Extracted records:
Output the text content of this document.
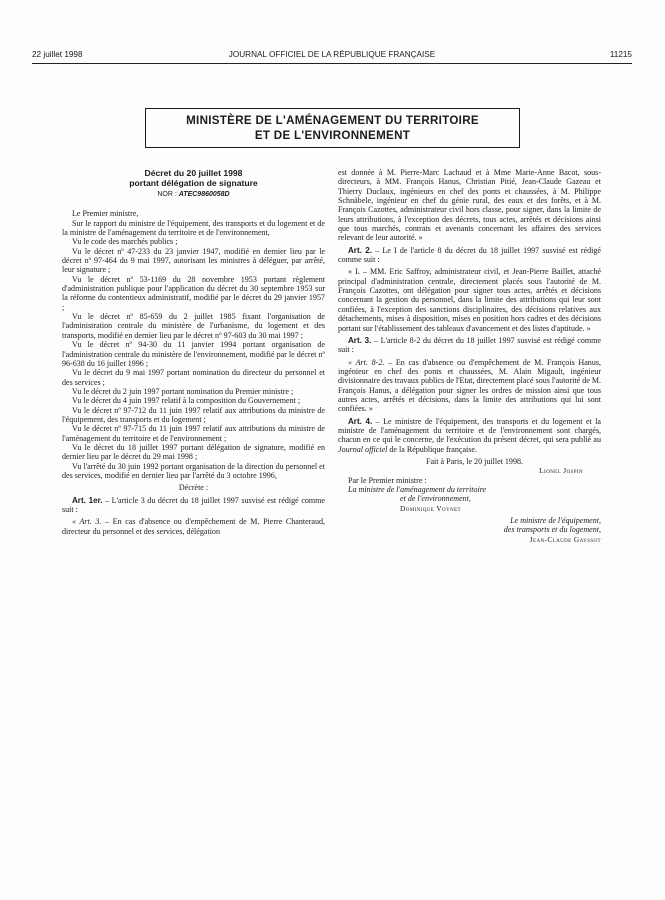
22 juillet 1998	JOURNAL OFFICIEL DE LA RÉPUBLIQUE FRANÇAISE	11215
MINISTÈRE DE L'AMÉNAGEMENT DU TERRITOIRE
ET DE L'ENVIRONNEMENT
Décret du 20 juillet 1998
portant délégation de signature
NOR : ATEC9860058D

Le Premier ministre,

Sur le rapport du ministre de l'équipement, des transports et du logement et de la ministre de l'aménagement du territoire et de l'environnement,

Vu le code des marchés publics ;

Vu le décret nº 47-233 du 23 janvier 1947, modifié en dernier lieu par le décret nº 97-464 du 9 mai 1997, autorisant les ministres à déléguer, par arrêté, leur signature ;

Vu le décret nº 53-1169 du 28 novembre 1953 portant règlement d'administration publique pour l'application du décret du 30 septembre 1953 sur la réforme du contentieux administratif, modifié par le décret du 29 janvier 1957 ;

Vu le décret nº 85-659 du 2 juillet 1985 fixant l'organisation de l'administration centrale du ministère de l'urbanisme, du logement et des transports, modifié en dernier lieu par le décret nº 97-603 du 30 mai 1997 ;

Vu le décret nº 94-30 du 11 janvier 1994 portant organisation de l'administration centrale du ministère de l'environnement, modifié par le décret nº 96-638 du 16 juillet 1996 ;

Vu le décret du 9 mai 1997 portant nomination du directeur du personnel et des services ;

Vu le décret du 2 juin 1997 portant nomination du Premier ministre ;

Vu le décret du 4 juin 1997 relatif à la composition du Gouvernement ;

Vu le décret nº 97-712 du 11 juin 1997 relatif aux attributions du ministre de l'équipement, des transports et du logement ;

Vu le décret nº 97-715 du 11 juin 1997 relatif aux attributions du ministre de l'aménagement du territoire et de l'environnement ;

Vu le décret du 18 juillet 1997 portant délégation de signature, modifié en dernier lieu par le décret du 29 mai 1998 ;

Vu l'arrêté du 30 juin 1992 portant organisation de la direction du personnel et des services, modifié en dernier lieu par l'arrêté du 3 octobre 1996,

Décrète :

Art. 1er. – L'article 3 du décret du 18 juillet 1997 susvisé est rédigé comme suit :

« Art. 3. – En cas d'absence ou d'empêchement de M. Pierre Chanteraud, directeur du personnel et des services, délégation

est donnée à M. Pierre-Marc Lachaud et à Mme Marie-Anne Bacot, sous-directeurs, à MM. François Hanus, Christian Pitié, Jean-Claude Gazeau et Thierry Duclaux, ingénieurs en chef des ponts et chaussées, à M. Philippe Schnäbele, ingénieur en chef du génie rural, des eaux et des forêts, et à M. François Cazottes, administrateur civil hors classe, pour signer, dans la limite de leurs attributions, à l'exception des décrets, tous actes, arrêtés et décisions ainsi que tous marchés, contrats et avenants concernant les affaires des services relevant de leur autorité. »

Art. 2. – Le I de l'article 8 du décret du 18 juillet 1997 susvisé est rédigé comme suit :

« I. – MM. Eric Saffroy, administrateur civil, et Jean-Pierre Baillet, attaché principal d'administration centrale, directement placés sous l'autorité de M. François Cazottes, ont délégation pour signer tous actes, arrêtés et décisions concernant la gestion du personnel, dans la limite des attributions qui leur sont confiées, à l'exception des sanctions disciplinaires, des décisions relatives aux détachements, mises à disposition, mises en position hors cadres et des décisions portant sur l'établissement des tableaux d'avancement et des listes d'aptitude. »

Art. 3. – L'article 8-2 du décret du 18 juillet 1997 susvisé est rédigé comme suit :

« Art. 8-2. – En cas d'absence ou d'empêchement de M. François Hanus, ingénieur en chef des ponts et chaussées, M. Alain Migault, ingénieur divisionnaire des travaux publics de l'Etat, directement placé sous l'autorité de M. François Hanus, a délégation pour signer les ordres de mission ainsi que tous autres actes, arrêtés et décisions, dans la limite des attributions qui lui sont confiées. »

Art. 4. – Le ministre de l'équipement, des transports et du logement et la ministre de l'aménagement du territoire et de l'environnement sont chargés, chacun en ce qui le concerne, de l'exécution du présent décret, qui sera publié au Journal officiel de la République française.

Fait à Paris, le 20 juillet 1998.

Lionel Jospin

Par le Premier ministre :

La ministre de l'aménagement du territoire

et de l'environnement,

Dominique Voynet

Le ministre de l'équipement,

des transports et du logement,

Jean-Claude Gayssot
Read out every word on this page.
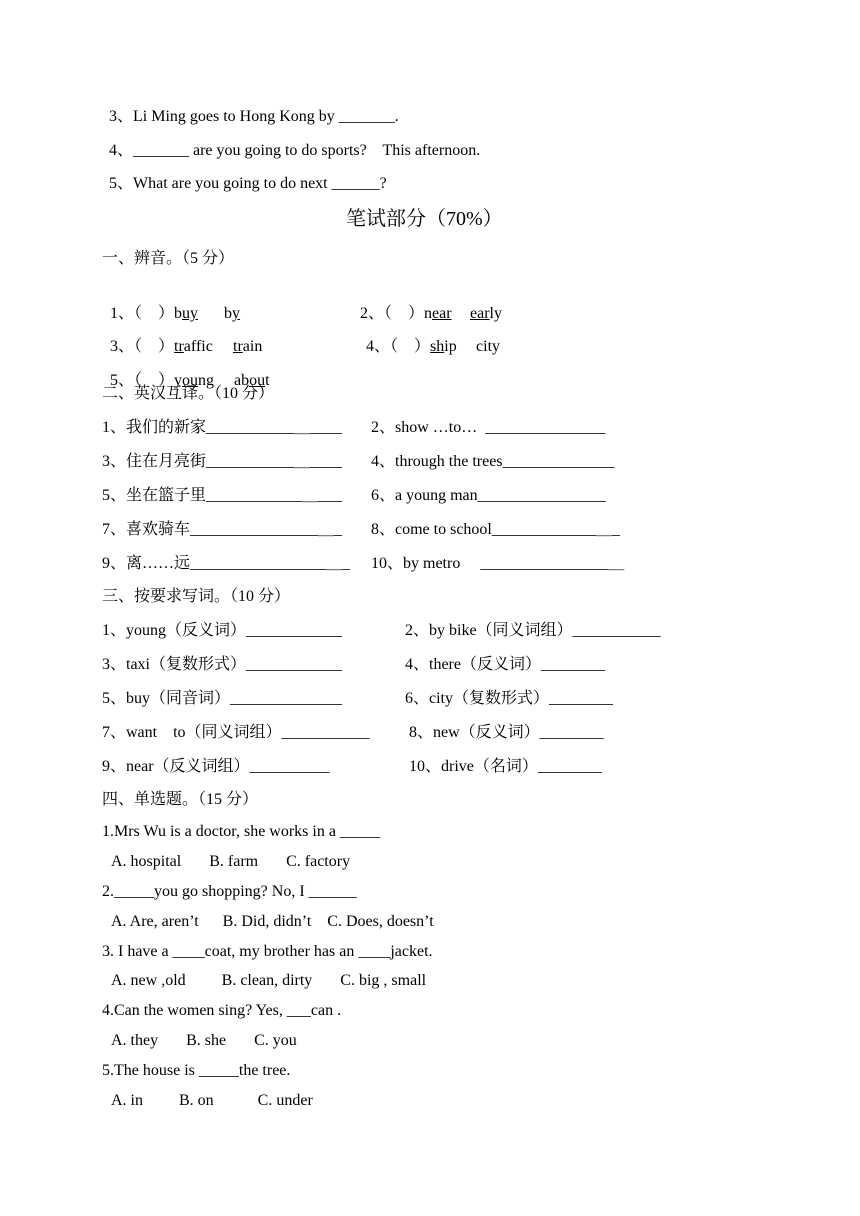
3、Li Ming goes to Hong Kong by _______.
4、_______ are you going to do sports?    This afternoon.
5、What are you going to do next ______?
笔试部分（70%）
一、辨音。（5 分）

1、（    ）buy by	2、（    ）near early

3、（    ）traffic train	4、（    ）ship city

5、（    ）young about

二、英汉互译。（10 分）
1、我们的新家___________＿____ 2、show …to…  _______________
3、住在月亮街___________＿____ 4、through the trees______________
5、坐在篮子里____________＿___ 6、a young man________________
7、喜欢骑车________________＿_ 8、come to school_____________＿_
9、离……远_________________＿_ 10、by metro     ________________＿
三、按要求写词。（10 分）
1、young（反义词）____________	2、by bike（同义词组）___________
3、taxi（复数形式）____________	4、there（反义词）________
5、buy（同音词）______________	6、city（复数形式）________
7、want    to（同义词组）___________ 8、new（反义词）________
9、near（反义词组）__________	10、drive（名词）________
四、单选题。（15 分）
1.Mrs Wu is a doctor, she works in a _____
A. hospital       B. farm       C. factory
2._____you go shopping? No, I ______
A. Are, aren’t      B. Did, didn’t    C. Does, doesn’t
3. I have a ____coat, my brother has an ____jacket.
A. new ,old         B. clean, dirty       C. big , small
4.Can the women sing? Yes, ___can .
A. they       B. she       C. you
5.The house is _____the tree.
A. in         B. on           C. under
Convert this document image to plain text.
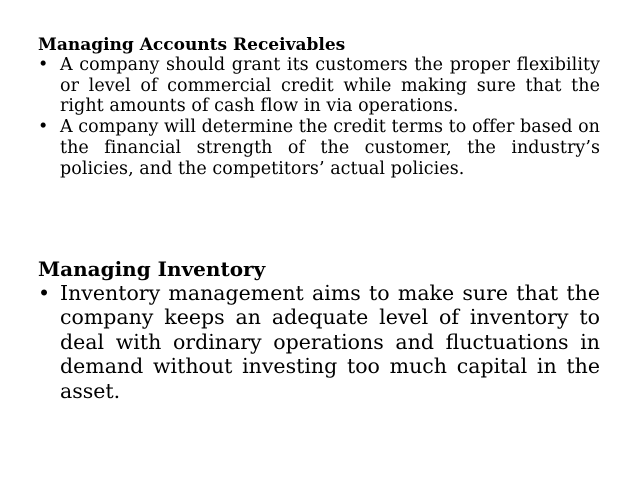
Managing Accounts Receivables
• A company should grant its customers the proper flexibility or level of commercial credit while making sure that the right amounts of cash flow in via operations.
• A company will determine the credit terms to offer based on the financial strength of the customer, the industry’s policies, and the competitors’ actual policies.
Managing Inventory
• Inventory management aims to make sure that the company keeps an adequate level of inventory to deal with ordinary operations and fluctuations in demand without investing too much capital in the asset.
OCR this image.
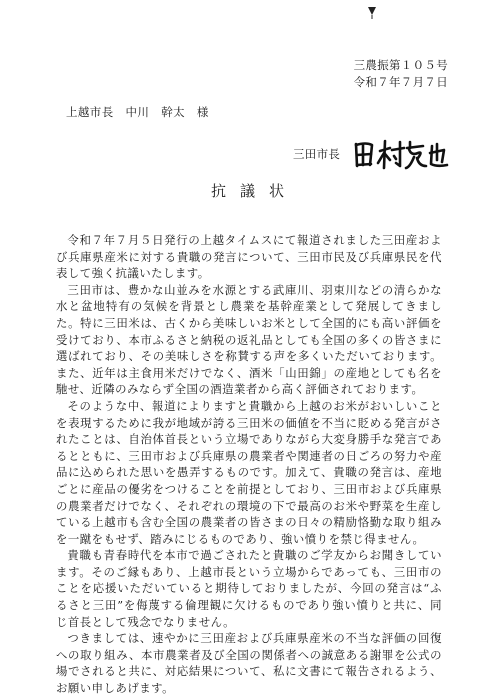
三農振第１０５号
令和７年７月７日
上越市長　中川　幹太　様
三田市長
抗議状

令和７年７月５日発行の上越タイムスにて報道されました三田産および兵庫県産米に対する貴職の発言について、三田市民及び兵庫県民を代表して強く抗議いたします。

三田市は、豊かな山並みを水源とする武庫川、羽束川などの清らかな水と盆地特有の気候を背景とし農業を基幹産業として発展してきました。特に三田米は、古くから美味しいお米として全国的にも高い評価を受けており、本市ふるさと納税の返礼品としても全国の多くの皆さまに選ばれており、その美味しさを称賛する声を多くいただいております。また、近年は主食用米だけでなく、酒米「山田錦」の産地としても名を馳せ、近隣のみならず全国の酒造業者から高く評価されております。

そのような中、報道によりますと貴職から上越のお米がおいしいことを表現するために我が地域が誇る三田米の価値を不当に貶める発言がされたことは、自治体首長という立場でありながら大変身勝手な発言であるとともに、三田市および兵庫県の農業者や関連者の日ごろの努力や産品に込められた思いを愚弄するものです。加えて、貴職の発言は、産地ごとに産品の優劣をつけることを前提としており、三田市および兵庫県の農業者だけでなく、それぞれの環境の下で最高のお米や野菜を生産している上越市も含む全国の農業者の皆さまの日々の精励恪勤な取り組みを一蹴をもせず、踏みにじるものであり、強い憤りを禁じ得ません。

貴職も青春時代を本市で過ごされたと貴職のご学友からお聞きしています。そのご縁もあり、上越市長という立場からであっても、三田市のことを応援いただいていると期待しておりましたが、今回の発言は“ふるさと三田”を侮蔑する倫理観に欠けるものであり強い憤りと共に、同じ首長として残念でなりません。

つきましては、速やかに三田産および兵庫県産米の不当な評価の回復への取り組み、本市農業者及び全国の関係者への誠意ある謝罪を公式の場でされると共に、対応結果について、私に文書にて報告されるよう、お願い申しあげます。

▸ Written instruction: Count every line of the material above that holds the string "empêchement", then state only the total.

▸ The reply: 2